What this task involves:
Locate every line in the material below that has the word "Current". Copy each of those lines.

Start Given information

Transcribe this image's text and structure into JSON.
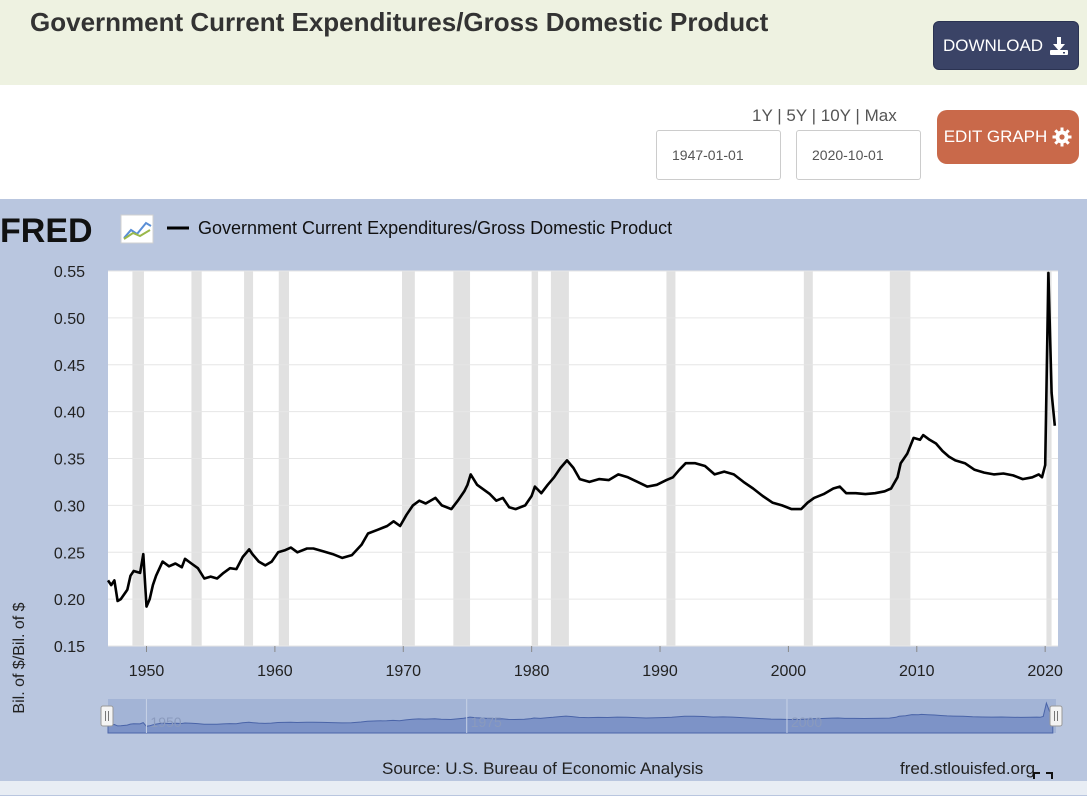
{
  "header": {
    "title": "Government Current Expenditures/Gross Domestic Product",
    "download_label": "DOWNLOAD"
  },
  "controls": {
    "range_links": [
      "1Y",
      "5Y",
      "10Y",
      "Max"
    ],
    "separator": " | ",
    "start_date": "1947-01-01",
    "end_date": "2020-10-01",
    "edit_label": "EDIT GRAPH"
  },
  "graph": {
    "logo_text": "FRED",
    "legend_label": "Government Current Expenditures/Gross Domestic Product",
    "source_text": "Source: U.S. Bureau of Economic Analysis",
    "site_text": "fred.stlouisfed.org",
    "colors": {
      "series": "#000000",
      "recession": "#e1e1e1",
      "plot_bg": "#ffffff",
      "panel_bg": "#b9c6df",
      "navigator": "#7d93c7"
    }
  },
  "chart_data": {
    "type": "line",
    "title": "Government Current Expenditures/Gross Domestic Product",
    "ylabel": "Bil. of $/Bil. of $",
    "xlabel": "",
    "xlim": [
      1947.0,
      2021.0
    ],
    "ylim": [
      0.15,
      0.55
    ],
    "y_ticks": [
      "0.55",
      "0.50",
      "0.45",
      "0.40",
      "0.35",
      "0.30",
      "0.25",
      "0.20",
      "0.15"
    ],
    "y_tick_values": [
      0.55,
      0.5,
      0.45,
      0.4,
      0.35,
      0.3,
      0.25,
      0.2,
      0.15
    ],
    "x_ticks": [
      "1950",
      "1960",
      "1970",
      "1980",
      "1990",
      "2000",
      "2010",
      "2020"
    ],
    "x_tick_values": [
      1950,
      1960,
      1970,
      1980,
      1990,
      2000,
      2010,
      2020
    ],
    "navigator_ticks": [
      "1950",
      "1975",
      "2000"
    ],
    "navigator_tick_values": [
      1950,
      1975,
      2000
    ],
    "recessions": [
      [
        1948.9,
        1949.8
      ],
      [
        1953.5,
        1954.3
      ],
      [
        1957.6,
        1958.3
      ],
      [
        1960.3,
        1961.1
      ],
      [
        1969.9,
        1970.9
      ],
      [
        1973.9,
        1975.2
      ],
      [
        1980.0,
        1980.5
      ],
      [
        1981.5,
        1982.9
      ],
      [
        1990.5,
        1991.2
      ],
      [
        2001.2,
        2001.9
      ],
      [
        2007.9,
        2009.5
      ],
      [
        2020.1,
        2020.5
      ]
    ],
    "series": [
      {
        "name": "Government Current Expenditures/Gross Domestic Product",
        "x": [
          1947.0,
          1947.25,
          1947.5,
          1947.75,
          1948.0,
          1948.5,
          1948.75,
          1949.0,
          1949.5,
          1949.75,
          1950.0,
          1950.25,
          1950.5,
          1950.75,
          1951.25,
          1951.75,
          1952.25,
          1952.75,
          1953.0,
          1953.5,
          1954.0,
          1954.5,
          1955.0,
          1955.5,
          1956.0,
          1956.5,
          1957.0,
          1957.5,
          1958.0,
          1958.25,
          1958.75,
          1959.25,
          1959.75,
          1960.25,
          1960.75,
          1961.25,
          1961.75,
          1962.5,
          1963.0,
          1963.75,
          1964.5,
          1965.25,
          1966.0,
          1966.75,
          1967.25,
          1968.0,
          1968.75,
          1969.25,
          1969.75,
          1970.25,
          1970.75,
          1971.25,
          1971.75,
          1972.5,
          1973.0,
          1973.75,
          1974.25,
          1974.75,
          1975.0,
          1975.25,
          1975.75,
          1976.25,
          1976.75,
          1977.25,
          1977.75,
          1978.25,
          1978.75,
          1979.5,
          1980.0,
          1980.25,
          1980.75,
          1981.25,
          1981.75,
          1982.25,
          1982.75,
          1983.25,
          1983.75,
          1984.5,
          1985.25,
          1986.0,
          1986.75,
          1987.5,
          1988.25,
          1989.0,
          1989.75,
          1990.5,
          1991.0,
          1991.5,
          1992.0,
          1992.75,
          1993.5,
          1994.25,
          1995.0,
          1995.75,
          1996.5,
          1997.25,
          1998.0,
          1998.75,
          1999.5,
          2000.25,
          2001.0,
          2001.5,
          2002.0,
          2002.75,
          2003.5,
          2004.0,
          2004.5,
          2005.25,
          2006.0,
          2006.75,
          2007.5,
          2008.0,
          2008.5,
          2008.75,
          2009.25,
          2009.75,
          2010.25,
          2010.5,
          2011.0,
          2011.5,
          2012.0,
          2012.5,
          2013.0,
          2013.75,
          2014.5,
          2015.25,
          2016.0,
          2016.75,
          2017.5,
          2018.25,
          2019.0,
          2019.5,
          2019.75,
          2020.0,
          2020.25,
          2020.5,
          2020.75
        ],
        "y": [
          0.22,
          0.215,
          0.22,
          0.198,
          0.2,
          0.21,
          0.225,
          0.23,
          0.228,
          0.248,
          0.192,
          0.2,
          0.215,
          0.225,
          0.24,
          0.235,
          0.238,
          0.234,
          0.243,
          0.238,
          0.233,
          0.222,
          0.224,
          0.222,
          0.228,
          0.233,
          0.232,
          0.245,
          0.253,
          0.248,
          0.24,
          0.236,
          0.24,
          0.25,
          0.252,
          0.255,
          0.25,
          0.254,
          0.254,
          0.251,
          0.248,
          0.244,
          0.247,
          0.258,
          0.27,
          0.274,
          0.278,
          0.283,
          0.278,
          0.29,
          0.3,
          0.305,
          0.302,
          0.308,
          0.3,
          0.296,
          0.305,
          0.315,
          0.322,
          0.333,
          0.322,
          0.317,
          0.312,
          0.305,
          0.308,
          0.298,
          0.296,
          0.3,
          0.31,
          0.32,
          0.313,
          0.322,
          0.33,
          0.34,
          0.348,
          0.34,
          0.328,
          0.325,
          0.328,
          0.327,
          0.333,
          0.33,
          0.325,
          0.32,
          0.322,
          0.327,
          0.33,
          0.338,
          0.345,
          0.345,
          0.342,
          0.333,
          0.336,
          0.333,
          0.325,
          0.318,
          0.31,
          0.303,
          0.3,
          0.296,
          0.296,
          0.303,
          0.308,
          0.312,
          0.318,
          0.32,
          0.313,
          0.313,
          0.312,
          0.313,
          0.315,
          0.318,
          0.33,
          0.345,
          0.355,
          0.372,
          0.37,
          0.375,
          0.37,
          0.366,
          0.358,
          0.352,
          0.348,
          0.345,
          0.338,
          0.335,
          0.333,
          0.334,
          0.332,
          0.328,
          0.33,
          0.333,
          0.33,
          0.343,
          0.548,
          0.42,
          0.385
        ]
      }
    ]
  }
}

End Given information

Answer to the exercise:
    "title": "Government Current Expenditures/Gross Domestic Product",
    "legend_label": "Government Current Expenditures/Gross Domestic Product",
    "title": "Government Current Expenditures/Gross Domestic Product",
        "name": "Government Current Expenditures/Gross Domestic Product",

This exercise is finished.